Aim => Wherever the word "month" appears in a line, copy that line.

Data shown =>
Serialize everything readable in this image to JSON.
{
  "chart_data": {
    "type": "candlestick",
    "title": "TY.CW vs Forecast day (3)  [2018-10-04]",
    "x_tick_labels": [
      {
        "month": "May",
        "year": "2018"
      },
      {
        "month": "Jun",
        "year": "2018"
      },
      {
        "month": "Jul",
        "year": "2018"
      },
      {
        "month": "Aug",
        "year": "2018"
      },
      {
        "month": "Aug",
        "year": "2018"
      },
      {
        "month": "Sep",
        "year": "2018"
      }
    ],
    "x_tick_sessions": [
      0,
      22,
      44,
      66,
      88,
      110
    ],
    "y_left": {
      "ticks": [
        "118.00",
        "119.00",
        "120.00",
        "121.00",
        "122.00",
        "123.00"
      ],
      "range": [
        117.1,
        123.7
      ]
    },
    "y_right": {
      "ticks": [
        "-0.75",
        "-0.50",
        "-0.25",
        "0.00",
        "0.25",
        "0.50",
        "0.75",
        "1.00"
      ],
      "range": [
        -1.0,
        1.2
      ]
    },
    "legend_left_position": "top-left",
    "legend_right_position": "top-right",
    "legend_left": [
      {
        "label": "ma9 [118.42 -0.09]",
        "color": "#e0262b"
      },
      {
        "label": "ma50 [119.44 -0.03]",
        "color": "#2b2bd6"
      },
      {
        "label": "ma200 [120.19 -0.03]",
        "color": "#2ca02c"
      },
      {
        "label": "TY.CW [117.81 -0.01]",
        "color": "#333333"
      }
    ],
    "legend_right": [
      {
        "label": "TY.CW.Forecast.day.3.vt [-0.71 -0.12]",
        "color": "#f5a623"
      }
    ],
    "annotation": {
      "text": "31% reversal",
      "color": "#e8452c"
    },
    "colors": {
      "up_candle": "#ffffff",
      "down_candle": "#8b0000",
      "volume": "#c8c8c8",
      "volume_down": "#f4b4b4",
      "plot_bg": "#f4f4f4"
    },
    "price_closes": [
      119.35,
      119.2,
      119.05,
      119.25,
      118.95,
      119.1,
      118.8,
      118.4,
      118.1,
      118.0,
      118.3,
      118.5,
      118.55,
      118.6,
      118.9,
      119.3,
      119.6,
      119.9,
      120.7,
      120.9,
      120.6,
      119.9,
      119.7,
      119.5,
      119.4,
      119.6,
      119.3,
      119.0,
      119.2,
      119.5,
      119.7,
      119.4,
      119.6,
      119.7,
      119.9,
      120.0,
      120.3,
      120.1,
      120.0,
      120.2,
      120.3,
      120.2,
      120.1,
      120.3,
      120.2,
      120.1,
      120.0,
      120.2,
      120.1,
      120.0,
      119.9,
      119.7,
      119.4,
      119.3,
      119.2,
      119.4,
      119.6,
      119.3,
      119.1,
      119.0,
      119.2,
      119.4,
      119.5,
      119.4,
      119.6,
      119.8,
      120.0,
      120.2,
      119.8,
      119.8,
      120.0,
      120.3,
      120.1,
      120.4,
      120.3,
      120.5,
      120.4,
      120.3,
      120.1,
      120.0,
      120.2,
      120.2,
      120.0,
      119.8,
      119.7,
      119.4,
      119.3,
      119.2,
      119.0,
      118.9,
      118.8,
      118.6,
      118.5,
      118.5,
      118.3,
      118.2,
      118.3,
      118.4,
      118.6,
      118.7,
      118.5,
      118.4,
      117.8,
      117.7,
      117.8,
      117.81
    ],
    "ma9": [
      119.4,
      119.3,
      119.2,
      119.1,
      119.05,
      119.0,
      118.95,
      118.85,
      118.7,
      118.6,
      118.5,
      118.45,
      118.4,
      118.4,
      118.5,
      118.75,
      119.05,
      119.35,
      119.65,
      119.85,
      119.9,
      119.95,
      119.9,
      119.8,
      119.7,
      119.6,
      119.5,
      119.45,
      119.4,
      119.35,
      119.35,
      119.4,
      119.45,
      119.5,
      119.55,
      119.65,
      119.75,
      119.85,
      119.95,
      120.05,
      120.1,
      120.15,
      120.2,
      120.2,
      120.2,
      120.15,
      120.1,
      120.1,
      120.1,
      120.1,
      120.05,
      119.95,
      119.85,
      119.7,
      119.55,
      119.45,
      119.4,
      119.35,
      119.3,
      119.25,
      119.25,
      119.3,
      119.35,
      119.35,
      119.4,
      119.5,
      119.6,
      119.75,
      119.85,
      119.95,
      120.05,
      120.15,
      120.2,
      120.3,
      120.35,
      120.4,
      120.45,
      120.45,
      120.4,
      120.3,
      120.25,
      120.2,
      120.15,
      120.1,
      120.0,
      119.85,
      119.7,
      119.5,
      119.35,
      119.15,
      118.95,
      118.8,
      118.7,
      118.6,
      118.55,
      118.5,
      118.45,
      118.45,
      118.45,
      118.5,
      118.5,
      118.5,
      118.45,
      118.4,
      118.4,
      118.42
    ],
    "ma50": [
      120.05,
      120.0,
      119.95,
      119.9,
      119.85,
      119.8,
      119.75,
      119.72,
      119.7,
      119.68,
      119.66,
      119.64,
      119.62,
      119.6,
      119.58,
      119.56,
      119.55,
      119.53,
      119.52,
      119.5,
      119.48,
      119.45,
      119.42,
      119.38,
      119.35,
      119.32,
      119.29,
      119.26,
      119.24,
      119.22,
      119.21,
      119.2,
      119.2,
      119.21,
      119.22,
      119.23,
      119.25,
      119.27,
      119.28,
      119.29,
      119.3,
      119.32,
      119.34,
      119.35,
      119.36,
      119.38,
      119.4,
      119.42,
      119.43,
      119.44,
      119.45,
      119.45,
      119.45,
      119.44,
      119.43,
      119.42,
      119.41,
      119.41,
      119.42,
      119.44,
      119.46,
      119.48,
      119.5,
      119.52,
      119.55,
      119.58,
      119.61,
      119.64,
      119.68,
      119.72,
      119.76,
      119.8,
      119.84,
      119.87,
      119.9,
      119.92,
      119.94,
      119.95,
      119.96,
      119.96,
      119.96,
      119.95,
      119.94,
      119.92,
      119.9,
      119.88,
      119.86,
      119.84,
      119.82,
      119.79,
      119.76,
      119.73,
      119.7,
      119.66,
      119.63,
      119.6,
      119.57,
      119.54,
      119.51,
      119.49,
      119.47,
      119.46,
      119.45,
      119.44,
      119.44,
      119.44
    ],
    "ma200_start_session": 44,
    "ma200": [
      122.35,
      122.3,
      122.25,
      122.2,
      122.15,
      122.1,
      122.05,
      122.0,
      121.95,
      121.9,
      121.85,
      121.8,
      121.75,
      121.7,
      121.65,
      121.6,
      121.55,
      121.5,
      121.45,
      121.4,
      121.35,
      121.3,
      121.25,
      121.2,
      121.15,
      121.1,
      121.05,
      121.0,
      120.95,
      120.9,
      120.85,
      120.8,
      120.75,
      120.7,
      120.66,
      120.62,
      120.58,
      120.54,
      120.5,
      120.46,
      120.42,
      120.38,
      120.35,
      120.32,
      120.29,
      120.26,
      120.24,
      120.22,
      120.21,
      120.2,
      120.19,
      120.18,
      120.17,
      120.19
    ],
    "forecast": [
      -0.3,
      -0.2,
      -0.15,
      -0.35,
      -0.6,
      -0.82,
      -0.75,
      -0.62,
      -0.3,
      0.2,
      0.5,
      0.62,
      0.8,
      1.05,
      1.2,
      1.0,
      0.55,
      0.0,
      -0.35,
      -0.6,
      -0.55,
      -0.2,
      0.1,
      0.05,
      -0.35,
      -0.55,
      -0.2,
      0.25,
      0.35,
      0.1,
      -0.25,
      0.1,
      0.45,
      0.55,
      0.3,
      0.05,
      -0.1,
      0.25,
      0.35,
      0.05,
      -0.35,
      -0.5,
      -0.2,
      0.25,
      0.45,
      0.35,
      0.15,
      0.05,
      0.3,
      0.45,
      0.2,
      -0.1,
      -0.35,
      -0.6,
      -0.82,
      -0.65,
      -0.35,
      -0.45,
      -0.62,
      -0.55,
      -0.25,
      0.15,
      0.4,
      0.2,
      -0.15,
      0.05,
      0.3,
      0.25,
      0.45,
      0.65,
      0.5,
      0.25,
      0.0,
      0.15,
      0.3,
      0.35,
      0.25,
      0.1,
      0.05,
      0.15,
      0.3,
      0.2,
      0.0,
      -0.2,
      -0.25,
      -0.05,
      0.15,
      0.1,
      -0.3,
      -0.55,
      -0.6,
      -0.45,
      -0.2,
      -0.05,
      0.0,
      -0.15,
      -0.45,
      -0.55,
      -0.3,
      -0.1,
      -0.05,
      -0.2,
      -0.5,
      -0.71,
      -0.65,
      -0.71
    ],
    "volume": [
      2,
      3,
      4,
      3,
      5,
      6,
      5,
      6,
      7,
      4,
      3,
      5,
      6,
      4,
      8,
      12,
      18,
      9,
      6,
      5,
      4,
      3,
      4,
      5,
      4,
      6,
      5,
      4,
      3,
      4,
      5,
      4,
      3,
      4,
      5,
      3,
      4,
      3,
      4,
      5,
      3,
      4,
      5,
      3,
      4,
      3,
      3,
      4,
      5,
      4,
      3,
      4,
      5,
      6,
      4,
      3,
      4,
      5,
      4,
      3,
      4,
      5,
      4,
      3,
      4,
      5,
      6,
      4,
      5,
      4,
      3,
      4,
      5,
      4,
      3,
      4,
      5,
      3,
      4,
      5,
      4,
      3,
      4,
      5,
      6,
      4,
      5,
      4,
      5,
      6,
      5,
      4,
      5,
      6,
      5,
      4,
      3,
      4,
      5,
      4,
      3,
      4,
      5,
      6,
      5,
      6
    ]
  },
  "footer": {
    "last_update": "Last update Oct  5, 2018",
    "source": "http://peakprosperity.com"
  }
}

Result for this task =>
        "month": "May",
        "month": "Jun",
        "month": "Jul",
        "month": "Aug",
        "month": "Aug",
        "month": "Sep",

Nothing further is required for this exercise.